# [Instruction]
Copy out each line that includes the word "timestamp".

--

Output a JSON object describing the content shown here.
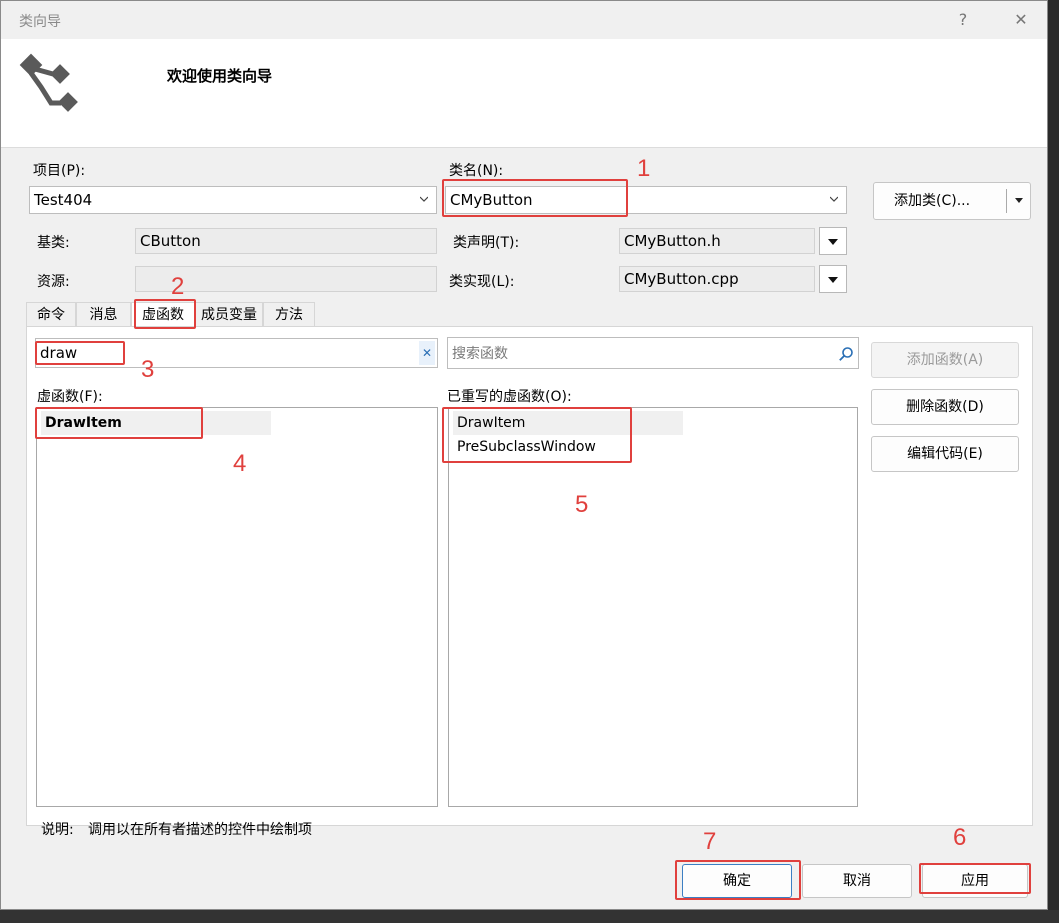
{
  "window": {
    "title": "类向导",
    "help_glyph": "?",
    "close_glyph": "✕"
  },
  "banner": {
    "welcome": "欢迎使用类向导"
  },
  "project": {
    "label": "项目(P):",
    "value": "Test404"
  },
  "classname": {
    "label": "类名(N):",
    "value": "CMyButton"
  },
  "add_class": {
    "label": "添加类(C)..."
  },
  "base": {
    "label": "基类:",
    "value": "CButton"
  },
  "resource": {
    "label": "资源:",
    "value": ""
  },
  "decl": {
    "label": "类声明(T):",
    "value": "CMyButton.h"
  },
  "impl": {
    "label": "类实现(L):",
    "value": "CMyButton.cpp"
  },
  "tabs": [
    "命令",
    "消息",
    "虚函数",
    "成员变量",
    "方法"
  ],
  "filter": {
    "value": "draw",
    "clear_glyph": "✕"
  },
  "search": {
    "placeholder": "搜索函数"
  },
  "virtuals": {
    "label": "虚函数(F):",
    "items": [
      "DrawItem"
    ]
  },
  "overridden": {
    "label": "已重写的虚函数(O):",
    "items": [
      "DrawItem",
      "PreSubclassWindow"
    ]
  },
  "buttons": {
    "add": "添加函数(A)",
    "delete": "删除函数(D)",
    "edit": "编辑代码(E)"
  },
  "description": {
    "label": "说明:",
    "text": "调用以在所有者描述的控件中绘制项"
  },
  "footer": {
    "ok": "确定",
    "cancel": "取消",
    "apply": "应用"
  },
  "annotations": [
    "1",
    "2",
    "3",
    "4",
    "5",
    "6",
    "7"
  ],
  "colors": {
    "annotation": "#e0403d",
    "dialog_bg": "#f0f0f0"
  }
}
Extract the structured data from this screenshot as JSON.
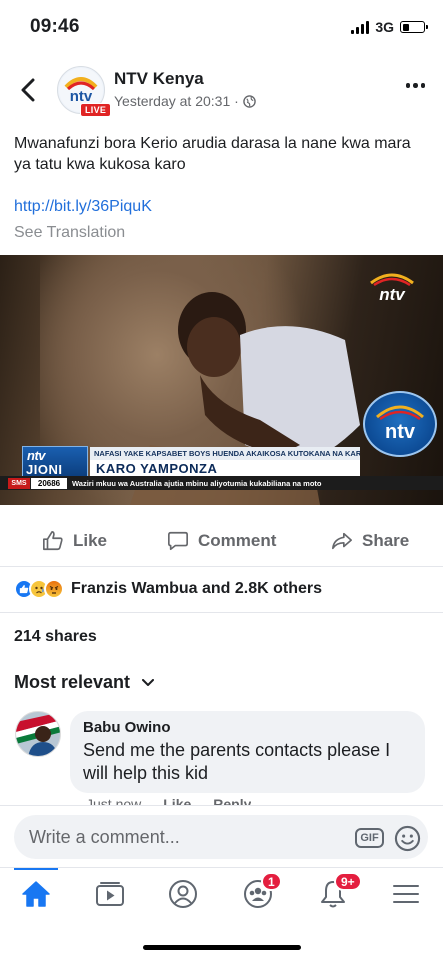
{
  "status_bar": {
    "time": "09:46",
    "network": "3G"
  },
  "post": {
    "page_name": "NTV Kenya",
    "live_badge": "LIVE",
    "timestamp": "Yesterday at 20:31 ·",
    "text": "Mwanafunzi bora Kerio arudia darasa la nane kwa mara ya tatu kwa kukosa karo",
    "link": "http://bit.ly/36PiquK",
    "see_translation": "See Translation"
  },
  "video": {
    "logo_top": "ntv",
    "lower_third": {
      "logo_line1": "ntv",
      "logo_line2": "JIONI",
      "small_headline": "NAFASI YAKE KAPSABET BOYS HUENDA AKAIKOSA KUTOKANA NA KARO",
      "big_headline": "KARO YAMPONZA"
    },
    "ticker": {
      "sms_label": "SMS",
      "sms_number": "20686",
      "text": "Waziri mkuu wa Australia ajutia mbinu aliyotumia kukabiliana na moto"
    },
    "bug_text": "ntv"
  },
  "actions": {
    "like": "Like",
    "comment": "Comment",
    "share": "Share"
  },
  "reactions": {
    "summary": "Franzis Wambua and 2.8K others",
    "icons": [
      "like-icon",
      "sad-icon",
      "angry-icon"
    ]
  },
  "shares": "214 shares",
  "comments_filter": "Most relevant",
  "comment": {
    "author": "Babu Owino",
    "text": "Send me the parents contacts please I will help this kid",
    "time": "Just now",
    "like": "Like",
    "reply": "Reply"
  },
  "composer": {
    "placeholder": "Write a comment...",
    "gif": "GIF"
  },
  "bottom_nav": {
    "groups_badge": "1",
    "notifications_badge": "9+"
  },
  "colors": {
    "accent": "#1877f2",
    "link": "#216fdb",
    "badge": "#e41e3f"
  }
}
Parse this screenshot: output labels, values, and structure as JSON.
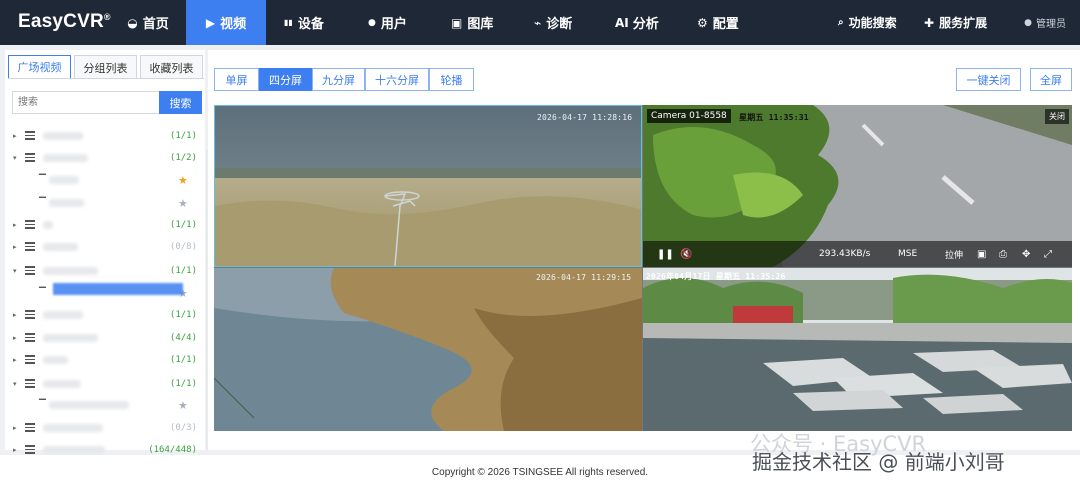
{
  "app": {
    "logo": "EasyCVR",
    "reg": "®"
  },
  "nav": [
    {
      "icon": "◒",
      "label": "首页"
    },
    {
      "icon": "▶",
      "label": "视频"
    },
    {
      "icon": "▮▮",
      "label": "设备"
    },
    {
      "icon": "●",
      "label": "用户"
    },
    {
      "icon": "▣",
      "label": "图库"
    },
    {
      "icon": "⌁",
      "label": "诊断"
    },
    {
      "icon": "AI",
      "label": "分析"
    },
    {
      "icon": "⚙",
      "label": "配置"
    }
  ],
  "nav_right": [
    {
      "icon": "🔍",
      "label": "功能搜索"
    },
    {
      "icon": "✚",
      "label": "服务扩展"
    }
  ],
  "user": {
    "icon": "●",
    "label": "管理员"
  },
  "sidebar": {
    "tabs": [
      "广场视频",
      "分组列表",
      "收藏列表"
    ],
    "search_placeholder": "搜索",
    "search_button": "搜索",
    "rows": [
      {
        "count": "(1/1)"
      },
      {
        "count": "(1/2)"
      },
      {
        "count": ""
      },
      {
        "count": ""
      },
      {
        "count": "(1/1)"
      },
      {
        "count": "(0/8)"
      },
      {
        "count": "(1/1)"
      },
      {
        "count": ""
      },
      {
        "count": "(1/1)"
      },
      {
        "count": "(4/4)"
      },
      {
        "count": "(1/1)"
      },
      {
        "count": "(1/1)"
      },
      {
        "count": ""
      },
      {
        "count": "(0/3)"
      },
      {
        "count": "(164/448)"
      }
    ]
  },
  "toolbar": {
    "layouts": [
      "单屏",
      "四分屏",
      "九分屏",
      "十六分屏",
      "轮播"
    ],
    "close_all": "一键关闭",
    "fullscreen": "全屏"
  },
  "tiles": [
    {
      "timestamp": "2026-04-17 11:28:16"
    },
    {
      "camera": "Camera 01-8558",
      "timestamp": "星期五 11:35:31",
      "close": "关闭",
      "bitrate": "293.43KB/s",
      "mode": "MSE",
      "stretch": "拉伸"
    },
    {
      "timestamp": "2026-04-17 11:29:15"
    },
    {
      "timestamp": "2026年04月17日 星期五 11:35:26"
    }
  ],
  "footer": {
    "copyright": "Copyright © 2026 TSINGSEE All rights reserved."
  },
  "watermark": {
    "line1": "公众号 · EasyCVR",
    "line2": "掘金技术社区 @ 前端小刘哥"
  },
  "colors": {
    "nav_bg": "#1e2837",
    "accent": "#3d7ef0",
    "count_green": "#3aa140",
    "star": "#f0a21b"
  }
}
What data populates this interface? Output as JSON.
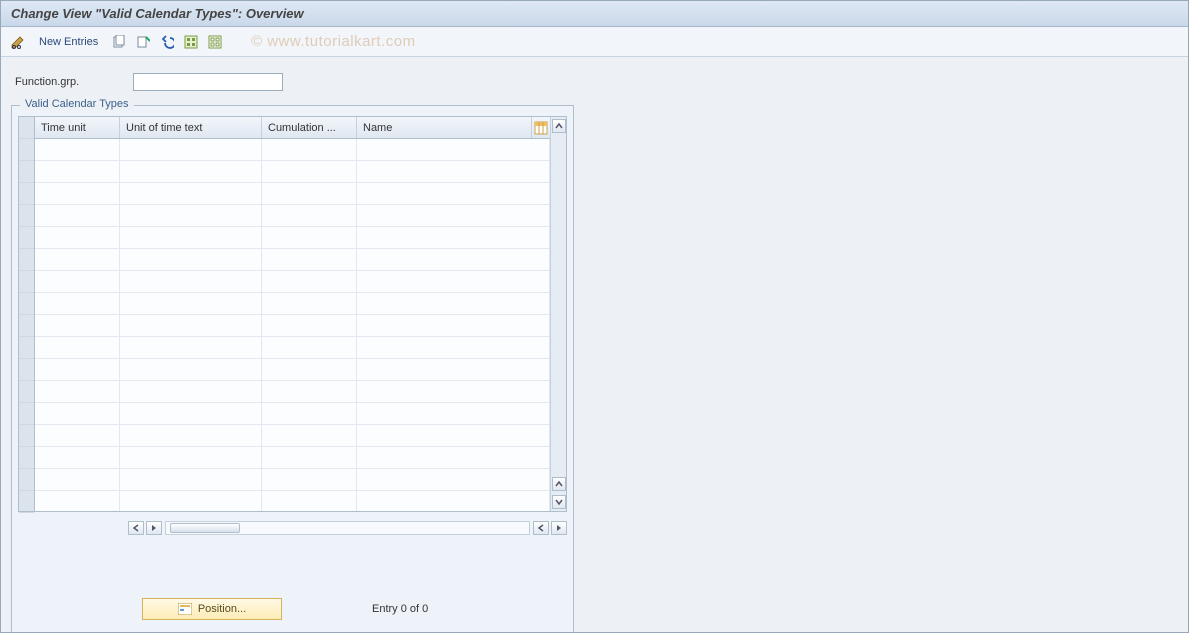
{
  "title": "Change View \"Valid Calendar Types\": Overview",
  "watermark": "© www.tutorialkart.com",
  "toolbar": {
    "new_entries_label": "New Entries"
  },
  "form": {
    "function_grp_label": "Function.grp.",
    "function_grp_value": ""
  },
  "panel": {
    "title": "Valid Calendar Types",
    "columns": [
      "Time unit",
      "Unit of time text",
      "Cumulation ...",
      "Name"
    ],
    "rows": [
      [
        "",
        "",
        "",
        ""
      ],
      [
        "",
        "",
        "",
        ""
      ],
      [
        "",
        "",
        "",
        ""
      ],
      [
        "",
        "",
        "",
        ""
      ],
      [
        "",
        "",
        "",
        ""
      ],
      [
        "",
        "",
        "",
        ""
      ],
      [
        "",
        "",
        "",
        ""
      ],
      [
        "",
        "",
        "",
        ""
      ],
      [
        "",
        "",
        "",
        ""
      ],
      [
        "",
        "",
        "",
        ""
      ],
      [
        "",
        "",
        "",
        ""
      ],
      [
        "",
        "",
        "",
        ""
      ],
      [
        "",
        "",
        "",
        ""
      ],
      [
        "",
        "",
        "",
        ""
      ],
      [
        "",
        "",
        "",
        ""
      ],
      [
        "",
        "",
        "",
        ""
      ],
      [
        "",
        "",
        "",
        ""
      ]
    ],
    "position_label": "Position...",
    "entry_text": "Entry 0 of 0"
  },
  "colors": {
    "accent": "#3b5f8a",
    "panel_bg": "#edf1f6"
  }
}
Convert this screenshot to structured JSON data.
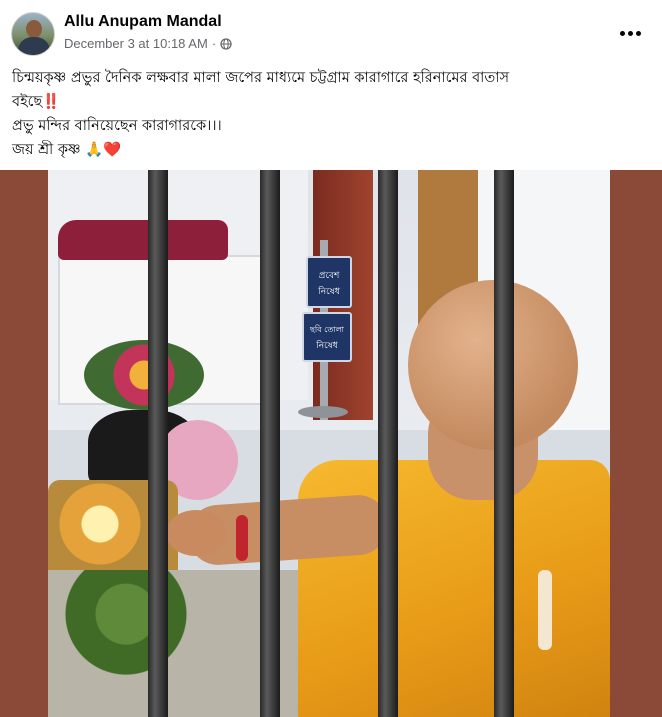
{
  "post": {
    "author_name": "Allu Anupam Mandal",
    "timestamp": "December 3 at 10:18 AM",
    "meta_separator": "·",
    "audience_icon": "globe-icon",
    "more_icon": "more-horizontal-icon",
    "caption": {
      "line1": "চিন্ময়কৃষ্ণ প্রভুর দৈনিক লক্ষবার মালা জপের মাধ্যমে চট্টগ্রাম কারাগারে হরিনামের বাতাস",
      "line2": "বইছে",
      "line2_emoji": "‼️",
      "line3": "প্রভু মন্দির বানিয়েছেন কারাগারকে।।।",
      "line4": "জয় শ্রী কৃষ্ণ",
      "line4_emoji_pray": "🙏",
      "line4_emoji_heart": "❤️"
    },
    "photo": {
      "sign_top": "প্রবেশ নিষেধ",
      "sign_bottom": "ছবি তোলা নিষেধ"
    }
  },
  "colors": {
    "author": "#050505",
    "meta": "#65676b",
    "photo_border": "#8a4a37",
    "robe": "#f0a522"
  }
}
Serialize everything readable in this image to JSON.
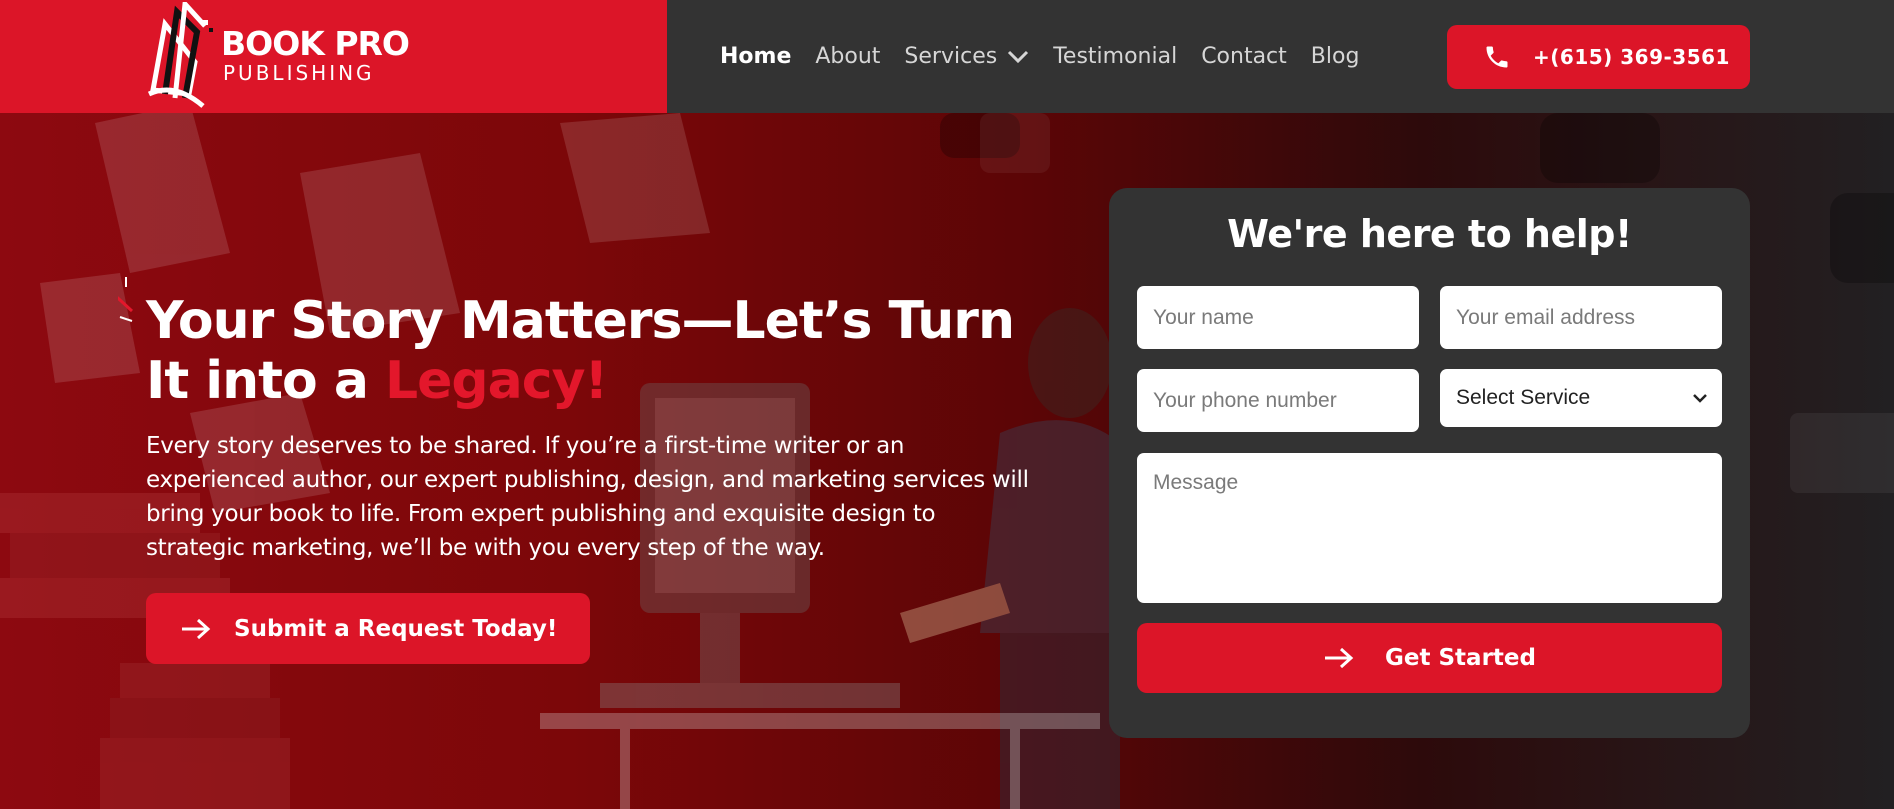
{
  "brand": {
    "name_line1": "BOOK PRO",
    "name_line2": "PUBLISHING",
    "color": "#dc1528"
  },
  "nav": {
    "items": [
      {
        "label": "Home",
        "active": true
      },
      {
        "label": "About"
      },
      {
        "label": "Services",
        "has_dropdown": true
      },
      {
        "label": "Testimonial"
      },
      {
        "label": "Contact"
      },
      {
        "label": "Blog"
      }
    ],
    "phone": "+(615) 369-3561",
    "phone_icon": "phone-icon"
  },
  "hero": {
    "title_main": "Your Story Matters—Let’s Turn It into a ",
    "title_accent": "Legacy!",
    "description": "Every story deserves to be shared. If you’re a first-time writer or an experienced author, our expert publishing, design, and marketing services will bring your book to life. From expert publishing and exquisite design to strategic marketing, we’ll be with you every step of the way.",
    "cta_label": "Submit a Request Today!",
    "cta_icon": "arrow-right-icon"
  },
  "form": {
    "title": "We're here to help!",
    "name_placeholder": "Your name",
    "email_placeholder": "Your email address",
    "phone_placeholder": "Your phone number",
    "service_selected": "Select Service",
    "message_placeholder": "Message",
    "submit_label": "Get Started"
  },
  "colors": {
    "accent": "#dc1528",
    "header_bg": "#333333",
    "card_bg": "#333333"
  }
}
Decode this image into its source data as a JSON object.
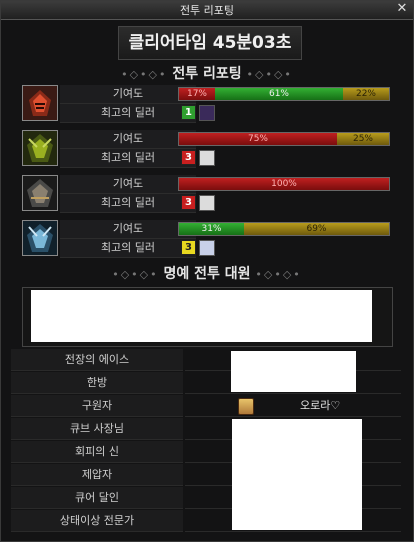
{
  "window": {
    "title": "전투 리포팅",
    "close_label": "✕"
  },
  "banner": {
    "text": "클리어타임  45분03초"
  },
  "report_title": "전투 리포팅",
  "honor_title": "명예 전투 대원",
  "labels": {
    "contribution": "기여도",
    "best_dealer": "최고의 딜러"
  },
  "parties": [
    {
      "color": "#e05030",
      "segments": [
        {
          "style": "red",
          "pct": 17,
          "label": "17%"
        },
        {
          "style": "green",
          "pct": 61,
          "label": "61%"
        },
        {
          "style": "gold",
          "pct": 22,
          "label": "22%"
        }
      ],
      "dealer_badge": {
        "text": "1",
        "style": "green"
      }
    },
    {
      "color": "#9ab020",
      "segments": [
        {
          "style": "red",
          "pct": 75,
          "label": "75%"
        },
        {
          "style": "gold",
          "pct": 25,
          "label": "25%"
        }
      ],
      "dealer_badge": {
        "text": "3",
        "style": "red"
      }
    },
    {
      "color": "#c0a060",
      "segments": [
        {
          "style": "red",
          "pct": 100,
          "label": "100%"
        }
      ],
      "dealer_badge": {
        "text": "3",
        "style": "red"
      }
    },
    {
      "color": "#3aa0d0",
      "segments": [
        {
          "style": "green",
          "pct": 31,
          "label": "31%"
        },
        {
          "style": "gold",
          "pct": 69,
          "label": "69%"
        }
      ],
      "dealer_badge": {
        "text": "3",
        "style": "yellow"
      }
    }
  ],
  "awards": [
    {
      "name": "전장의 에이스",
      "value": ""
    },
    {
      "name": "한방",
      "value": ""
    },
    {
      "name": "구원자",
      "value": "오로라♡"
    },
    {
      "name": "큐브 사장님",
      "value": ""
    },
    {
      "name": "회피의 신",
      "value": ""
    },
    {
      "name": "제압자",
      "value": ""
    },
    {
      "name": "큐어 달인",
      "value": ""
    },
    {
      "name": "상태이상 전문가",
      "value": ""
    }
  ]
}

--

# [Completed exercise]
    "timestamp": "Yesterday at 20:31 ·",
      "timestamp": "2026-04-17 11:28:16"
      "timestamp": "星期五 11:35:31",
      "timestamp": "2026-04-17 11:29:15"
      "timestamp": "2026年04月17日 星期五 11:35:26"
    "timestamp": "December 3 at 10:18 AM",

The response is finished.